** START OF SUPPLIED ENTRIES **

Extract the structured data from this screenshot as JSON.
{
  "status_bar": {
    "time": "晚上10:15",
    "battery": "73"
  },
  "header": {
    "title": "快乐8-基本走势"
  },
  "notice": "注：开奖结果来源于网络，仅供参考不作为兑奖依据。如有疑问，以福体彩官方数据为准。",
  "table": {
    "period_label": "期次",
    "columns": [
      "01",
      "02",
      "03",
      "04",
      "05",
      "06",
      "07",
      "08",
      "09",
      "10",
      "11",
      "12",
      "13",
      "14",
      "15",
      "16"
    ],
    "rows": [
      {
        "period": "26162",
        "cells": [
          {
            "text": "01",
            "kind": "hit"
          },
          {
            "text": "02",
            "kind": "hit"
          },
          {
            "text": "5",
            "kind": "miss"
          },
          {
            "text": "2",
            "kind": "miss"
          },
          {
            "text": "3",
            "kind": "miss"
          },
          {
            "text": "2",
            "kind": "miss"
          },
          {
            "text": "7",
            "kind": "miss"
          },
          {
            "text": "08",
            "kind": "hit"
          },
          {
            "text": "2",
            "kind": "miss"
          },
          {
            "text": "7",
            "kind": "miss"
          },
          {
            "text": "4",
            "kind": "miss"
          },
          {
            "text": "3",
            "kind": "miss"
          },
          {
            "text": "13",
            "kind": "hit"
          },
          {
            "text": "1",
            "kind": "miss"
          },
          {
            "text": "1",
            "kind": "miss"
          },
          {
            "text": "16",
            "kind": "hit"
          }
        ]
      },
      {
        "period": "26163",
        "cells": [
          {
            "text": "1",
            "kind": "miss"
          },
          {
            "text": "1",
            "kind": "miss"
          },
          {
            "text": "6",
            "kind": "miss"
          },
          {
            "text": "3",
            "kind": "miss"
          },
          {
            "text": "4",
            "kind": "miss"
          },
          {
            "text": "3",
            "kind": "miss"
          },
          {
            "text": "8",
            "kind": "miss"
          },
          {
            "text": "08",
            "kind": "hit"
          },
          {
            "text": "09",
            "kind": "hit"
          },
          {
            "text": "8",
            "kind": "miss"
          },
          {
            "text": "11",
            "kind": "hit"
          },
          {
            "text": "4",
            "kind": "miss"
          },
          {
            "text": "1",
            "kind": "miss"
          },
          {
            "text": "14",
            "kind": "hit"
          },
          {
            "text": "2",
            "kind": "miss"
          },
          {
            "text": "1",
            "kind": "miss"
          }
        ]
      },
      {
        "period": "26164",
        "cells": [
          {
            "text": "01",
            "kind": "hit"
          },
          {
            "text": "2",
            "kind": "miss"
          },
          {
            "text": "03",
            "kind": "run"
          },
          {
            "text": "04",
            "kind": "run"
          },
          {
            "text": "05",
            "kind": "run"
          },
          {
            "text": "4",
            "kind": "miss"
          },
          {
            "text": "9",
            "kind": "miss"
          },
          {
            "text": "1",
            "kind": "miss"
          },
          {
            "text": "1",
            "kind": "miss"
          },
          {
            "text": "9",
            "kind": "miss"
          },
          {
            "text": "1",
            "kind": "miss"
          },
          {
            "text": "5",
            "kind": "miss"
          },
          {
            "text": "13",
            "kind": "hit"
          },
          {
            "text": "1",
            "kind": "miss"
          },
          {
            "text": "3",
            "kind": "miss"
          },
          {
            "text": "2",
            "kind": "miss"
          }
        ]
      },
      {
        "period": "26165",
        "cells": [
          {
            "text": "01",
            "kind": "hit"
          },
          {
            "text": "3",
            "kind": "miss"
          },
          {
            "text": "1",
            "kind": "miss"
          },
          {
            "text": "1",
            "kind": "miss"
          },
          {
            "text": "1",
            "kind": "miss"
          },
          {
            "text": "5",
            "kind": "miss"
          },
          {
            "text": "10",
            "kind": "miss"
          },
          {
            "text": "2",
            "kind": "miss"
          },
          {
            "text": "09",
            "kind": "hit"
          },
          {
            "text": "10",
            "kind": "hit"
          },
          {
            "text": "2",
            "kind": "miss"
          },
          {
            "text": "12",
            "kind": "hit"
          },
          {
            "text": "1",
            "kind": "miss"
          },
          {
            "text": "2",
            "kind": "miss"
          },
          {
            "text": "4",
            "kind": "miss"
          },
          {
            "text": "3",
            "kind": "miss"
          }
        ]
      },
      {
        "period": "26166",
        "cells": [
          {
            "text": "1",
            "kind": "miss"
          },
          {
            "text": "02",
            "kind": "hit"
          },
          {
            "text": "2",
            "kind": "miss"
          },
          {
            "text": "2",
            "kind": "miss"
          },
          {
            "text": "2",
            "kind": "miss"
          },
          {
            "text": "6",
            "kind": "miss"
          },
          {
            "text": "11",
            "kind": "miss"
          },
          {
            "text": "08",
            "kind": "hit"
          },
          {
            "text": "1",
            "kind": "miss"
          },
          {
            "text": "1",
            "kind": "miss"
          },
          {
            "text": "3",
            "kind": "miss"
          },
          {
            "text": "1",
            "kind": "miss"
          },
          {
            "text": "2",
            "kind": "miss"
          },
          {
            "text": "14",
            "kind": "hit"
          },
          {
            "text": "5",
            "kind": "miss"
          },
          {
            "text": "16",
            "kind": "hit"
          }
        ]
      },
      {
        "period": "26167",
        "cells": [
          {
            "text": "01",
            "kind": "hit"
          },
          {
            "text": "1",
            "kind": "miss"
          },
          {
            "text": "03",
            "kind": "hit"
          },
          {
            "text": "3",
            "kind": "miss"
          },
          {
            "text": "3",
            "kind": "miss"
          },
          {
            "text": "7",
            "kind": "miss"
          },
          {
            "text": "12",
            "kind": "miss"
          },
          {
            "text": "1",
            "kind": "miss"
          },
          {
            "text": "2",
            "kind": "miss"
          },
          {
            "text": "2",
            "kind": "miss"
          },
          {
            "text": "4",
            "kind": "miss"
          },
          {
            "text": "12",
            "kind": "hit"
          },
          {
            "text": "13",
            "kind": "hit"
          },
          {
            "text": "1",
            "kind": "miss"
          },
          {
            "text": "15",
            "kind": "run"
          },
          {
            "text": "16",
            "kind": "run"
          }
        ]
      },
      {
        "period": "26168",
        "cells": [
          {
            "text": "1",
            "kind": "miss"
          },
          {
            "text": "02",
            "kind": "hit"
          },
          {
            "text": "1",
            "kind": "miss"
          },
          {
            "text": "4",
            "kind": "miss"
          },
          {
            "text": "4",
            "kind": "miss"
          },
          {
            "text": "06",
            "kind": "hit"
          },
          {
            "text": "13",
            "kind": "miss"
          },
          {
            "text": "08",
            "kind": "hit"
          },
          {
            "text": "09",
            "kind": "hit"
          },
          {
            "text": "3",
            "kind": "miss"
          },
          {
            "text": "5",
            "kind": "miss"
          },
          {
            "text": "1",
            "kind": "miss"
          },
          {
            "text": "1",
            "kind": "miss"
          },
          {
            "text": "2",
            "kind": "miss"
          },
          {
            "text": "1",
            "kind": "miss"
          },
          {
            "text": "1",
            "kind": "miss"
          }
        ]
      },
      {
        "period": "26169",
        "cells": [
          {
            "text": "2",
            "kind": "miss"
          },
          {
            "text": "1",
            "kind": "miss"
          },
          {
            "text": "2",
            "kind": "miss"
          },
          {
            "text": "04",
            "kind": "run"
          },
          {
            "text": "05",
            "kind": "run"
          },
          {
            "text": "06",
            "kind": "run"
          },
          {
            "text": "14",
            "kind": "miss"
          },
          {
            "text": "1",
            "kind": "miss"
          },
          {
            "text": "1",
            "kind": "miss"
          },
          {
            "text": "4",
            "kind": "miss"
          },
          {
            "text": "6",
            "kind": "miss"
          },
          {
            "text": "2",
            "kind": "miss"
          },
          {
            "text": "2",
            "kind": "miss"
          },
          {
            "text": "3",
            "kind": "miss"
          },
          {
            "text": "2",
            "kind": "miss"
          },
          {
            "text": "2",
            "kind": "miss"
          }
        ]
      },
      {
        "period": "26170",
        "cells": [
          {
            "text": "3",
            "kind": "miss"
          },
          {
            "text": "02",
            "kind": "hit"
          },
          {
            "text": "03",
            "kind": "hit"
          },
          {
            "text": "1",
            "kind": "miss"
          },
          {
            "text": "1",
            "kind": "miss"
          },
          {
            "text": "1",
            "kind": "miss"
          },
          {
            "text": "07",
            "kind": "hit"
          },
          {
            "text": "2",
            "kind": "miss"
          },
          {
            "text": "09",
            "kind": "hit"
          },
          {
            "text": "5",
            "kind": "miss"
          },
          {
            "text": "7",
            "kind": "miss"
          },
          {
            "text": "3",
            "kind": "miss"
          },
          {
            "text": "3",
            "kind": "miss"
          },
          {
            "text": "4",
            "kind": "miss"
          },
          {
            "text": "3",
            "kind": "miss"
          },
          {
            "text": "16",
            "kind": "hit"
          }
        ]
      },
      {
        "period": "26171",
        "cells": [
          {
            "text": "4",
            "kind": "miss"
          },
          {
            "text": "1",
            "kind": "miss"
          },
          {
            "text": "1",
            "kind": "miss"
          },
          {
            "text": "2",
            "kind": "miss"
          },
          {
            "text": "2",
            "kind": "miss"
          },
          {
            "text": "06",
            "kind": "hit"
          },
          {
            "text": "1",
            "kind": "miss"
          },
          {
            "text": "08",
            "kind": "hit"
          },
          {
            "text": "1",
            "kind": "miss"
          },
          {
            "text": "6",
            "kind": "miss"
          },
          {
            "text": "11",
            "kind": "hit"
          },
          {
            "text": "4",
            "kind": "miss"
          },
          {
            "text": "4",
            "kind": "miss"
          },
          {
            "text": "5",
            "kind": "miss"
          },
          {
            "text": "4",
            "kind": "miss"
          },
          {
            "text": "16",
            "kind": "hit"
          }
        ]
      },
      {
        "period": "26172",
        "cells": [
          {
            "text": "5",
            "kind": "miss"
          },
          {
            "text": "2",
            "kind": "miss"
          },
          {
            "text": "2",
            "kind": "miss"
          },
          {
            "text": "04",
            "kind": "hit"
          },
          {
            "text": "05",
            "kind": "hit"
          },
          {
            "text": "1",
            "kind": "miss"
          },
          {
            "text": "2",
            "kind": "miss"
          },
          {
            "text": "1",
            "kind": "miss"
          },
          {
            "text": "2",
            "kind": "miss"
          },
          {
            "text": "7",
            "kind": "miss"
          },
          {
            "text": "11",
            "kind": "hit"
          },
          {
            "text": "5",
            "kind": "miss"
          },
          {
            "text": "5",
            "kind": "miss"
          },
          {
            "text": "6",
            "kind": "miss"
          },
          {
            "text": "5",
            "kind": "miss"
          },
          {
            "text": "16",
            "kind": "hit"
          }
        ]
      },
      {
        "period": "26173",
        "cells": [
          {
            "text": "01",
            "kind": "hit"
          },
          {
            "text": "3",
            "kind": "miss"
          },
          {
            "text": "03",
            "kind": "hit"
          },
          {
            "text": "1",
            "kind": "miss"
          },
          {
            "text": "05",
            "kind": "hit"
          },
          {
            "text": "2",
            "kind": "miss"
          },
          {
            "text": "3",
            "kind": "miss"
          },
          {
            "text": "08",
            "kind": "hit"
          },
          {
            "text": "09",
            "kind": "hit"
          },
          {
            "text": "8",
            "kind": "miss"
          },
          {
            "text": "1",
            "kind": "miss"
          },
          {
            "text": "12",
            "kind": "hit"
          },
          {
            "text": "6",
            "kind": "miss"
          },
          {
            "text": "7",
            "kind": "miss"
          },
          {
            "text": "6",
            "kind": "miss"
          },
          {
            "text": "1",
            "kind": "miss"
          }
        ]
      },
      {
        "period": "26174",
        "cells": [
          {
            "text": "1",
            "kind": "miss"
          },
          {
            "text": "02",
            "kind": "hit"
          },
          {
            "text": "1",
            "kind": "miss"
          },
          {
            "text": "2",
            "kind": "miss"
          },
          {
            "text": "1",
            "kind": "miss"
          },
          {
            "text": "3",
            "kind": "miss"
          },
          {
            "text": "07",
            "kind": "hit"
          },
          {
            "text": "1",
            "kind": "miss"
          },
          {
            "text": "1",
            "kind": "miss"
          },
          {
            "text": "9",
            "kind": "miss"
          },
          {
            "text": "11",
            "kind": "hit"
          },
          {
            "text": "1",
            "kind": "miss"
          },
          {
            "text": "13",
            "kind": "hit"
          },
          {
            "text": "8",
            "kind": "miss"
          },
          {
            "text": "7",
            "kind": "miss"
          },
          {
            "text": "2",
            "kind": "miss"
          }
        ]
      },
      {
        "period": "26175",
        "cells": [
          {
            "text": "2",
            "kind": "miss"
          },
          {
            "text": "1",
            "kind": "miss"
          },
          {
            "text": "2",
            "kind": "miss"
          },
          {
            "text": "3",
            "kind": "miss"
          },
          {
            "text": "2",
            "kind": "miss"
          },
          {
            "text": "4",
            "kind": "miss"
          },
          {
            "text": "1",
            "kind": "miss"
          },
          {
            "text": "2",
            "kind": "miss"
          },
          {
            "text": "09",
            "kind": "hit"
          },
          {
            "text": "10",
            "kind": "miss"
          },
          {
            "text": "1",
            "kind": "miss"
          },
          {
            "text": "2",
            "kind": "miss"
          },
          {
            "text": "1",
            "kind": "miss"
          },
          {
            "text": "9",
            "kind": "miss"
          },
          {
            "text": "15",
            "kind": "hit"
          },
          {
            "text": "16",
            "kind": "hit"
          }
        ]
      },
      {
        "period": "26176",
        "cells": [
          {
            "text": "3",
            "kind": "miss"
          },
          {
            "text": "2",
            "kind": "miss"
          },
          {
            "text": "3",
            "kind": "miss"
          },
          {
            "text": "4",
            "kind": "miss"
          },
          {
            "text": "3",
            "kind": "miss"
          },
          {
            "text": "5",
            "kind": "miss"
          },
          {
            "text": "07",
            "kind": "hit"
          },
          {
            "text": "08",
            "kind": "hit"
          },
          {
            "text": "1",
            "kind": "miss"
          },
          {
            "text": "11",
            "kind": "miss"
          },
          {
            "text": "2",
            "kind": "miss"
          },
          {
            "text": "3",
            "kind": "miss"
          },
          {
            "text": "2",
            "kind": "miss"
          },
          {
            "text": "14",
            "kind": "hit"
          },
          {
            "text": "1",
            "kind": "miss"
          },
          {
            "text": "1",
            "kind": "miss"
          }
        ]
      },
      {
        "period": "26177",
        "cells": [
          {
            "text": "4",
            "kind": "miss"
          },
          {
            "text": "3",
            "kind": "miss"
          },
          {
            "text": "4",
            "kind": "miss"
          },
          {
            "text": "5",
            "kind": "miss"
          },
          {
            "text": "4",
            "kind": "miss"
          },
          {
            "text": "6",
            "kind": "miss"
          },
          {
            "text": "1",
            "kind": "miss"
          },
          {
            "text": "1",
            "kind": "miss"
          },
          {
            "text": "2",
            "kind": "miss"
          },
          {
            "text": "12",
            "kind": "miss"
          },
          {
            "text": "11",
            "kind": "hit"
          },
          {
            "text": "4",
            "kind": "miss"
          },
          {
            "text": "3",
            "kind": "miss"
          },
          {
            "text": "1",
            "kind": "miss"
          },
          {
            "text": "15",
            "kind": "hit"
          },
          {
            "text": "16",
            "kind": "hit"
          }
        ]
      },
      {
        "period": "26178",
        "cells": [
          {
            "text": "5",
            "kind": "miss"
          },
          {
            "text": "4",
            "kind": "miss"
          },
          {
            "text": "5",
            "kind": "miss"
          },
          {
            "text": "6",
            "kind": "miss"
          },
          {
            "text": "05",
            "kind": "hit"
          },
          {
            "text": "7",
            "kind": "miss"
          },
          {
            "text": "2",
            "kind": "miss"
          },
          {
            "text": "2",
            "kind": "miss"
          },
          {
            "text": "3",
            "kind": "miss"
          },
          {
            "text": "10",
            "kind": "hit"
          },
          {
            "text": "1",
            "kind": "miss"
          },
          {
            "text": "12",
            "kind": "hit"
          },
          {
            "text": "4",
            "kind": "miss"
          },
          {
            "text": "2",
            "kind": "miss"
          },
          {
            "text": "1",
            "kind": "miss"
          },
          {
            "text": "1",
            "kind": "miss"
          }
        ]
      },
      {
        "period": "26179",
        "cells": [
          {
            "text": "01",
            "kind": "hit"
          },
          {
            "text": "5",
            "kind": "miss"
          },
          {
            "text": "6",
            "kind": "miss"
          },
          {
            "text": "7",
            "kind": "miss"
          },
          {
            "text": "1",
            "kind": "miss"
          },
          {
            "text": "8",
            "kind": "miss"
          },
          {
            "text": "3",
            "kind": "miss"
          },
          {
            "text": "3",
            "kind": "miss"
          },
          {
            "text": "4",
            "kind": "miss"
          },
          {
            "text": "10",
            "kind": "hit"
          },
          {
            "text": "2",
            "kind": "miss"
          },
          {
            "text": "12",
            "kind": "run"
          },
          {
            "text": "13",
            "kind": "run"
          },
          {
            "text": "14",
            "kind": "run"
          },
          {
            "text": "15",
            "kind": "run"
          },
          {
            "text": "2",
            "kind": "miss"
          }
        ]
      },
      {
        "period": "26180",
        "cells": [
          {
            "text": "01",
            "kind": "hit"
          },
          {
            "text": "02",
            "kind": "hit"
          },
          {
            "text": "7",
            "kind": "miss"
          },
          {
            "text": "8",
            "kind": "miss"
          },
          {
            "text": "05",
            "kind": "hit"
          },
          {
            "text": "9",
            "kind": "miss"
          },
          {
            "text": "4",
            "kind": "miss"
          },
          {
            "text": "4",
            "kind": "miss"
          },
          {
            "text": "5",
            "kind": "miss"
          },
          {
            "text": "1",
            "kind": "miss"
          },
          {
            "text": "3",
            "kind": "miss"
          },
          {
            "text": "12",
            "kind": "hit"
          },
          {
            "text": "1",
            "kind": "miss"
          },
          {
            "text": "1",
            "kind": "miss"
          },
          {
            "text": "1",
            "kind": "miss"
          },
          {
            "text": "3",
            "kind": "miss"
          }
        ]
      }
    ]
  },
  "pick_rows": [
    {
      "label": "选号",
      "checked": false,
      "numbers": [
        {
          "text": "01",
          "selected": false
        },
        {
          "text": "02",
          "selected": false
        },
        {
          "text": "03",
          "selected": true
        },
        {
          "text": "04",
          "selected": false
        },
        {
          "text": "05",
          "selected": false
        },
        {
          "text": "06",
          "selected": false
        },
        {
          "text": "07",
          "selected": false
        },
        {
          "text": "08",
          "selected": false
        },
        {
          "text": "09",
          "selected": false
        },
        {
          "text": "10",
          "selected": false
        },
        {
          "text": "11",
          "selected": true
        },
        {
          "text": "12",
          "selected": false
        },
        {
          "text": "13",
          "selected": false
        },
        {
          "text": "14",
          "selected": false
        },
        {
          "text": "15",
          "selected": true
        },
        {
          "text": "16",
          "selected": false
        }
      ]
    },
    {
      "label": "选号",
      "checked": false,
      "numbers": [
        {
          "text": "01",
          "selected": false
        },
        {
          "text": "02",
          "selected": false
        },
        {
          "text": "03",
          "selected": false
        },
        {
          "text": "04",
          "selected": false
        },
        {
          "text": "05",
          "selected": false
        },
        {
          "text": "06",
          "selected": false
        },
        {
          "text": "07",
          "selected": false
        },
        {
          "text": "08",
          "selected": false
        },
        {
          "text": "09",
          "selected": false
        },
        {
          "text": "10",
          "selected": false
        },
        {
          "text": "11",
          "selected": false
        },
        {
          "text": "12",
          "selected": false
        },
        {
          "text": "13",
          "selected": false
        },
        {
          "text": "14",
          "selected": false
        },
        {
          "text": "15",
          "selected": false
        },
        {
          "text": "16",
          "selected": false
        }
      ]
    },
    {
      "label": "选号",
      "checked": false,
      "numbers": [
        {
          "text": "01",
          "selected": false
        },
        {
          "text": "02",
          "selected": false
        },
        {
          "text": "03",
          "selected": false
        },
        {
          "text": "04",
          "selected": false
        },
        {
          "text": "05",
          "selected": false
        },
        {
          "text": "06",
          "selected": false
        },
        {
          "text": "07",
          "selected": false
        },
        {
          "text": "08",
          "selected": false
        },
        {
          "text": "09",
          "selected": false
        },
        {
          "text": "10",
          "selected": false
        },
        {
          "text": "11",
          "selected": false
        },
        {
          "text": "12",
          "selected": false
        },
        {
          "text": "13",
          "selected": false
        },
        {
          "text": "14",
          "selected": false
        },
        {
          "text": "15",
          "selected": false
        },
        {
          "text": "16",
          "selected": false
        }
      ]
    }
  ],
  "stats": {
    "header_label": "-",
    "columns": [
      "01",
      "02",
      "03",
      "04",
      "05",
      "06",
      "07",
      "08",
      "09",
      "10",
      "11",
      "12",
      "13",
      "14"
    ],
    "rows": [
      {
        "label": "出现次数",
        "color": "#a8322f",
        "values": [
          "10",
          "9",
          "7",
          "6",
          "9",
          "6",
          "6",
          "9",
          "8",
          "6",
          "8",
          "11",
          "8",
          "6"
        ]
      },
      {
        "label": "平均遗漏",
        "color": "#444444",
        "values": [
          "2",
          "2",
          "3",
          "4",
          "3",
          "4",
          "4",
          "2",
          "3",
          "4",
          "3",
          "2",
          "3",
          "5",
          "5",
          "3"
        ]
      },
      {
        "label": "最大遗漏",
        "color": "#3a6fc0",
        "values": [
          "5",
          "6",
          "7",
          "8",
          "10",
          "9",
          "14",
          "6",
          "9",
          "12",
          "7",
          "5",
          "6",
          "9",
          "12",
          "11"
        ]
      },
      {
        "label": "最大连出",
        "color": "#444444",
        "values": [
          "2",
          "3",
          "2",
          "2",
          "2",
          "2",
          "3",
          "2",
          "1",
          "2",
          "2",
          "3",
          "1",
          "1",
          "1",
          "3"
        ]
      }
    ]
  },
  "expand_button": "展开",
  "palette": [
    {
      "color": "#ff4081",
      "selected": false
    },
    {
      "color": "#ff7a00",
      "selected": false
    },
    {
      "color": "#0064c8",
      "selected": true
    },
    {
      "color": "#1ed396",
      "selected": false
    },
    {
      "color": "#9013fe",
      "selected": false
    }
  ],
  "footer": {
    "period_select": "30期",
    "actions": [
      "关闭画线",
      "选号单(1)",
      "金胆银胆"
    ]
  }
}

** END OF SUPPLIED ENTRIES **

EXERCISE AIM: Track down every line of the material containing the string "color", and copy it.

COMPLETE OUTPUT:
        "color": "#a8322f",
        "color": "#444444",
        "color": "#3a6fc0",
        "color": "#444444",
      "color": "#ff4081",
      "color": "#ff7a00",
      "color": "#0064c8",
      "color": "#1ed396",
      "color": "#9013fe",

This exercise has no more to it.